**SOAL LATIHAN:**
Lanjutkan teks tentang pendidikan Islam pada masa Orde Baru, mulai setelah kalimat terakhir yang tertera.

**TEKS BACAAN:**
Tuesday, October 18, 2016

Pendidikan Islam pada Masa Orde Baru


BAB I
PENDAHULUAN
A.    Latar Belakang
Tidak dapat dipungkiri bahwa umat Islam di Indonesia adalah unsur yang paling mayoritas dalam tataran dunia Islam internasional, umat Islam Insonesia bahkan dapat disebut sebagai komunitas muslim paling besar yang berkumpul dalam satu batas teritorial kenegaraan.
Pada awal periode 1980-an, perkembangan Islam di Indonesia ditandai oleh munculnya fenomena meningkatnya semangat religius umat yang sering dikenal sebagai lahirnya kebangkitan Islam ini ditandai oleh munculknya gerakan Islam baru yang memiliki basis ideology, pemikiran dan strategi gerakan yang berbeda dengan gerakan atau ormas-ormas yang telah ada sebelumnya, sepertu NU, Muhammadiyah, PERSIS, Al Irsyad, Jamaat Khoir dsb.

[Data tercatat]
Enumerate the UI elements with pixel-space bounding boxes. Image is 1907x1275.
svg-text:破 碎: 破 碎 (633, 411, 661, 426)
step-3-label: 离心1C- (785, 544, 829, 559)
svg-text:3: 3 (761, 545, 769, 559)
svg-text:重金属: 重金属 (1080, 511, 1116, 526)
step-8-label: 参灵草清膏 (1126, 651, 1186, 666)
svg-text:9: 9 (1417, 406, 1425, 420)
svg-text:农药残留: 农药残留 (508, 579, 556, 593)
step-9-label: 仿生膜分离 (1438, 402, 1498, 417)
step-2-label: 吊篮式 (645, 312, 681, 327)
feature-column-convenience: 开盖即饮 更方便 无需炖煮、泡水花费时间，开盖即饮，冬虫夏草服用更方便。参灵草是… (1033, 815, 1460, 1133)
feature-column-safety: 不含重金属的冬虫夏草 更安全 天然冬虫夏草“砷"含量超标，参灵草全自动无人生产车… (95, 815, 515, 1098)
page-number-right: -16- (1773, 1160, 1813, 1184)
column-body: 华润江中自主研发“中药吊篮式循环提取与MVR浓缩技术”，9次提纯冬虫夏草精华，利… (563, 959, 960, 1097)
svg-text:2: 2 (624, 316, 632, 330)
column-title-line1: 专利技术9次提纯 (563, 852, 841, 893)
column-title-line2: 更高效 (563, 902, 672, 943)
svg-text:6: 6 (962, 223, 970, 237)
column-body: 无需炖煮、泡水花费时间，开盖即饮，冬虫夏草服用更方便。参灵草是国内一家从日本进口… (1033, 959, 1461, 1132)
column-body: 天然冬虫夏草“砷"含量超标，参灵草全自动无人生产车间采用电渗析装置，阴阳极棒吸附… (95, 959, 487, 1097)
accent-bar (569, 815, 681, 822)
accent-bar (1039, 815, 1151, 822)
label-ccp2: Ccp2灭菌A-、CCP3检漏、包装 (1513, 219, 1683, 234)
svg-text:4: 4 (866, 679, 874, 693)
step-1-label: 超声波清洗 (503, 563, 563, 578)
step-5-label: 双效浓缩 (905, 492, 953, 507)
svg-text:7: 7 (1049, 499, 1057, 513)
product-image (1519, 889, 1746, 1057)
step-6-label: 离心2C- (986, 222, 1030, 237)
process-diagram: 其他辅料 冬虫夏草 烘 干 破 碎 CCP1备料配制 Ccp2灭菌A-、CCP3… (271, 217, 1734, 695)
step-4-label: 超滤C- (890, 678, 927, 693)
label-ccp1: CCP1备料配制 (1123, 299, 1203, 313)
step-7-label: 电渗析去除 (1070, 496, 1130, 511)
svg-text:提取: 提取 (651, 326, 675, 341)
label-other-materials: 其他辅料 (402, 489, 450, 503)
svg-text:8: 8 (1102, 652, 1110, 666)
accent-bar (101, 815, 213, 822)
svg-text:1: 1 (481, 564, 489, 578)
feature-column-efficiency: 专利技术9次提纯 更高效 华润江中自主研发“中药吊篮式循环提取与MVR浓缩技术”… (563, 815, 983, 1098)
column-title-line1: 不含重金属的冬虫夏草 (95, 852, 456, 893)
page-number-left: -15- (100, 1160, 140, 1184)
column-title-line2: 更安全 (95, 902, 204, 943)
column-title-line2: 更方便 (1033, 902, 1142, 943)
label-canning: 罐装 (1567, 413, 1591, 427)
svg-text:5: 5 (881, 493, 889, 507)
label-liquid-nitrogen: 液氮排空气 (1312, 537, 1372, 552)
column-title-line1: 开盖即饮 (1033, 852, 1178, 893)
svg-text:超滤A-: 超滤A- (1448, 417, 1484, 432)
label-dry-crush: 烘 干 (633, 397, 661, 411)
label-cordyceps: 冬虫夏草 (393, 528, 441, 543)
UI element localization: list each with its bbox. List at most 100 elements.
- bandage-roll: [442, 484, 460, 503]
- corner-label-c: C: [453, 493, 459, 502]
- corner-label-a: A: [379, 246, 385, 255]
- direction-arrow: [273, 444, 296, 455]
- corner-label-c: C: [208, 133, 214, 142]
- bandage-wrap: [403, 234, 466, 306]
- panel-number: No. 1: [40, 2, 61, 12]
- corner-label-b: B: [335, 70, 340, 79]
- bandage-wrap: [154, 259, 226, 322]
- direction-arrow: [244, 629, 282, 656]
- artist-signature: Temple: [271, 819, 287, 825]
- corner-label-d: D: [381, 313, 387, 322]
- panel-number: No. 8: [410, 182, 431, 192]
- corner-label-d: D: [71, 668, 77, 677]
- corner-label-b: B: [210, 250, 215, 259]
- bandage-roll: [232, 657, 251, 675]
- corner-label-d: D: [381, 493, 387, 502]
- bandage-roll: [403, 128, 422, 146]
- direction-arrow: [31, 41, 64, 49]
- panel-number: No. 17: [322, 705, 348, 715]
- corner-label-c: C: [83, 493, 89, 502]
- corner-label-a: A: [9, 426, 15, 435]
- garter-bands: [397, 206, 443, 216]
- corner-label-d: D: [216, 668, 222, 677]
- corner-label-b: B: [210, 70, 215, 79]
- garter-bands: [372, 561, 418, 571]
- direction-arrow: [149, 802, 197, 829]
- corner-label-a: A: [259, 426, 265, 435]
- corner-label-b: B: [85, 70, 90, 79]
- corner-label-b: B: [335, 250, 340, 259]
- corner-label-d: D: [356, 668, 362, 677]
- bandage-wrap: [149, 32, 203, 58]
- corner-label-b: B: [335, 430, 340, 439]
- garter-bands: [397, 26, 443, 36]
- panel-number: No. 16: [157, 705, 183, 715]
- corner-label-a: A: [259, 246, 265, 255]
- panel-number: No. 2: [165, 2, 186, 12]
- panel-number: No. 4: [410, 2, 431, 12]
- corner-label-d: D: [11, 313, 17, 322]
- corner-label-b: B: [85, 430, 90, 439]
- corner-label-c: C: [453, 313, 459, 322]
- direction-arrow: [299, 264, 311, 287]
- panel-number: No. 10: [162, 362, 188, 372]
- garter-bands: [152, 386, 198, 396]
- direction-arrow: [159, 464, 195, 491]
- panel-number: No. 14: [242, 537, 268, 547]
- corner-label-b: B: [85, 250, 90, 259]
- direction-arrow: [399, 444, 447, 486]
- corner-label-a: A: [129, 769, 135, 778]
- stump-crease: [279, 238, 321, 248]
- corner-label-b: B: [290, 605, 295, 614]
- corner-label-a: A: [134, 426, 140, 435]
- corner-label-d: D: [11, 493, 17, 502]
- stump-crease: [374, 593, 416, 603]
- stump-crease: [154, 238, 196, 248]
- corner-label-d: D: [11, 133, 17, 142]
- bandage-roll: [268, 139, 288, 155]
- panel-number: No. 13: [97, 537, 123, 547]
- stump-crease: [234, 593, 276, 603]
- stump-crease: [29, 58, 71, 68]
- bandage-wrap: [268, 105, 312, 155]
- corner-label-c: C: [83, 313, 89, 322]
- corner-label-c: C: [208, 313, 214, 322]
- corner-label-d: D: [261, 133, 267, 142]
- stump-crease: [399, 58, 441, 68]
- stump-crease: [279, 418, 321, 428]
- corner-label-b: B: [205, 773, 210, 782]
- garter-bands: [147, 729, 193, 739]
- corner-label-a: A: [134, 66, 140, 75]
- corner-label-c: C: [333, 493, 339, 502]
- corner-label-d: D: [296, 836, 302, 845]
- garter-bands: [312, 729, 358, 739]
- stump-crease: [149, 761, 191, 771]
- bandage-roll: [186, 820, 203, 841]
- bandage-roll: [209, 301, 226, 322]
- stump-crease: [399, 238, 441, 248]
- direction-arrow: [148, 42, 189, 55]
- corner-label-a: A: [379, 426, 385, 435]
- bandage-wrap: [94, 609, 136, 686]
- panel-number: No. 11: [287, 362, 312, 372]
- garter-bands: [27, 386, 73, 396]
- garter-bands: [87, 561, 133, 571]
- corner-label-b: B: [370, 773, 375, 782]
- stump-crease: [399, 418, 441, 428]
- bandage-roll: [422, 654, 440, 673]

**JAWABAN LATIHAN:**
Adanya ketegangan-ketegangan politik antara negara dengan umat Islam yang merasa khawatir dengan kebijakan-kebijakan pemerintah ternyata telah mendororng intensivikasi rasa identitas islam[1]. Menguatnya rasa identitas keagamaan umat tersebut merupakan pembuka jalan bagi masuknya semangat kebangkitan Islam yang saat itu berkembang di Timur Tengah.[2]
Munculnya semangat kebangkitan Islam di Indonesia merupakan sebuah anugerah terselubung dari kondisi umat Islam yang sedang terpuruk akibat kebijakan Orde Baru saat itu.
Kalau kita mau mengamati secara mendalam akan perkembangan Islam di Indonesia maka kita harus mengamati mulai dari islam masuk, penyebaran, perkembangan, dan kondisi sekarang, kita alami di Indonesia. Sebab, peristiwa sejarah merupakan problematika yang meliputi dimensi waktu masa lampau, sekarang dan masa yang akan datang.[3] Namun, dalam makalah ini penulis hanya membatasi pembahasan makalah pada pendidikan Islam pada masa orde baru.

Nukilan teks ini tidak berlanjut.